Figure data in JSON
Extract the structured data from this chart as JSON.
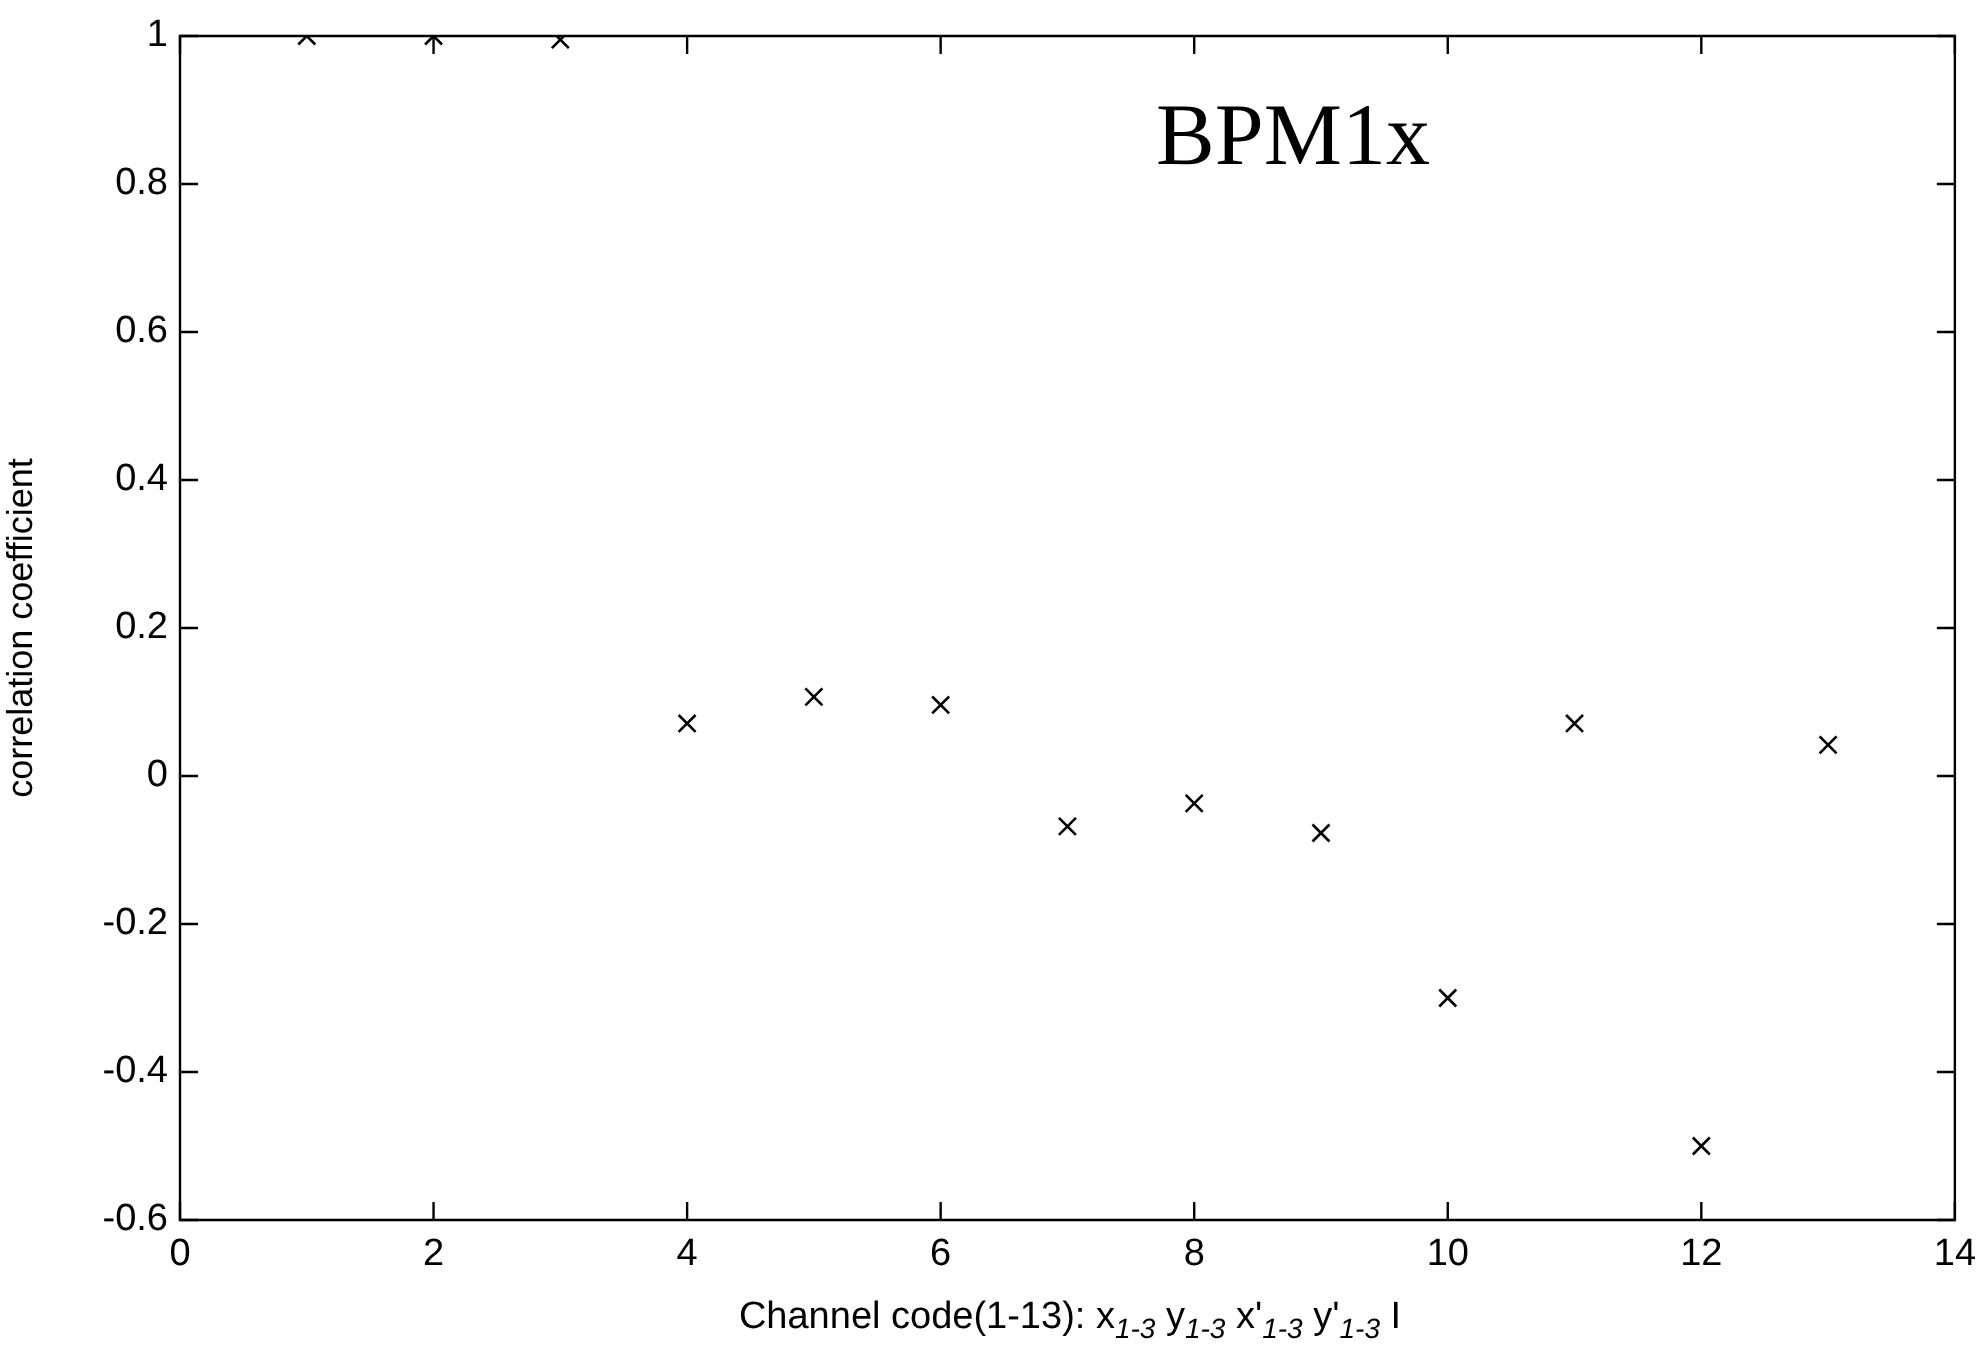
{
  "chart_data": {
    "type": "scatter",
    "xlabel": "Channel code(1-13): x$_{1-3}$ y$_{1-3}$ x'$_{1-3}$ y'$_{1-3}$ I",
    "ylabel": "correlation coefficient",
    "annotations": [
      "BPM1x"
    ],
    "x": [
      1,
      2,
      3,
      4,
      5,
      6,
      7,
      8,
      9,
      10,
      11,
      12,
      13
    ],
    "series": [
      {
        "color": "#000000",
        "values": [
          1.0,
          1.0,
          0.995,
          0.071,
          0.107,
          0.096,
          -0.068,
          -0.037,
          -0.077,
          -0.3,
          0.071,
          -0.5,
          0.042
        ]
      }
    ],
    "xlim": [
      0,
      14
    ],
    "xticks": [
      0,
      2,
      4,
      6,
      8,
      10,
      12,
      14
    ],
    "ylim": [
      -0.6,
      1
    ],
    "yticks": [
      -0.6,
      -0.4,
      -0.2,
      0,
      0.2,
      0.4,
      0.6,
      0.8,
      1
    ],
    "marker": "cross",
    "grid": false,
    "legend": false
  }
}
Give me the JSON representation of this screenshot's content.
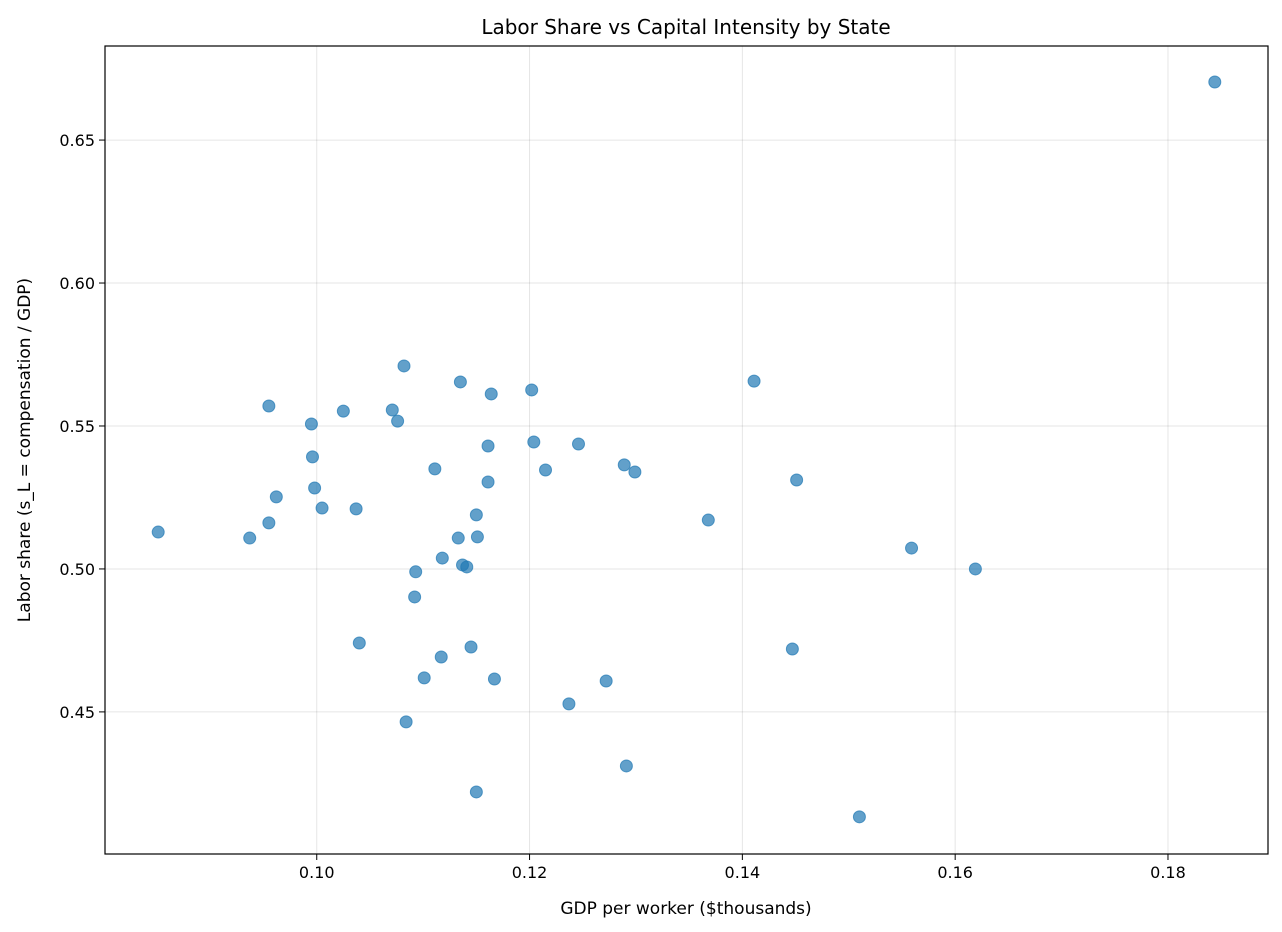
{
  "chart_data": {
    "type": "scatter",
    "title": "Labor Share vs Capital Intensity by State",
    "xlabel": "GDP per worker ($thousands)",
    "ylabel": "Labor share (s_L = compensation / GDP)",
    "xlim": [
      0.0801,
      0.1894
    ],
    "ylim": [
      0.4003,
      0.6829
    ],
    "xticks": [
      0.1,
      0.12,
      0.14,
      0.16,
      0.18
    ],
    "xtick_labels": [
      "0.10",
      "0.12",
      "0.14",
      "0.16",
      "0.18"
    ],
    "yticks": [
      0.45,
      0.5,
      0.55,
      0.6,
      0.65
    ],
    "ytick_labels": [
      "0.45",
      "0.50",
      "0.55",
      "0.60",
      "0.65"
    ],
    "grid": true,
    "marker_color": "#1f77b4",
    "marker_alpha": 0.7,
    "points": [
      [
        0.0851,
        0.5129
      ],
      [
        0.0937,
        0.5108
      ],
      [
        0.0955,
        0.5161
      ],
      [
        0.0955,
        0.557
      ],
      [
        0.0962,
        0.5252
      ],
      [
        0.0995,
        0.5507
      ],
      [
        0.0996,
        0.5392
      ],
      [
        0.0998,
        0.5283
      ],
      [
        0.1005,
        0.5213
      ],
      [
        0.1025,
        0.5552
      ],
      [
        0.1037,
        0.521
      ],
      [
        0.104,
        0.4741
      ],
      [
        0.1071,
        0.5556
      ],
      [
        0.1076,
        0.5517
      ],
      [
        0.1082,
        0.571
      ],
      [
        0.1084,
        0.4465
      ],
      [
        0.1092,
        0.4902
      ],
      [
        0.1093,
        0.499
      ],
      [
        0.1101,
        0.4619
      ],
      [
        0.1111,
        0.535
      ],
      [
        0.1117,
        0.4692
      ],
      [
        0.1118,
        0.5038
      ],
      [
        0.1133,
        0.5108
      ],
      [
        0.1135,
        0.5654
      ],
      [
        0.1137,
        0.5014
      ],
      [
        0.1141,
        0.5007
      ],
      [
        0.1145,
        0.4727
      ],
      [
        0.115,
        0.5189
      ],
      [
        0.115,
        0.422
      ],
      [
        0.1151,
        0.5112
      ],
      [
        0.1161,
        0.543
      ],
      [
        0.1161,
        0.5304
      ],
      [
        0.1164,
        0.5612
      ],
      [
        0.1167,
        0.4615
      ],
      [
        0.1202,
        0.5626
      ],
      [
        0.1204,
        0.5444
      ],
      [
        0.1215,
        0.5346
      ],
      [
        0.1237,
        0.4528
      ],
      [
        0.1246,
        0.5437
      ],
      [
        0.1272,
        0.4608
      ],
      [
        0.1289,
        0.5364
      ],
      [
        0.1291,
        0.4311
      ],
      [
        0.1299,
        0.5339
      ],
      [
        0.1368,
        0.5171
      ],
      [
        0.1411,
        0.5657
      ],
      [
        0.1447,
        0.472
      ],
      [
        0.1451,
        0.5311
      ],
      [
        0.151,
        0.4133
      ],
      [
        0.1559,
        0.5073
      ],
      [
        0.1619,
        0.5
      ],
      [
        0.1844,
        0.6703
      ]
    ]
  }
}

• _TASK PROMPT_: Report the count of lines in the entries that contain the string "Labor", and nothing besides it.

• _RESPONSE_: 2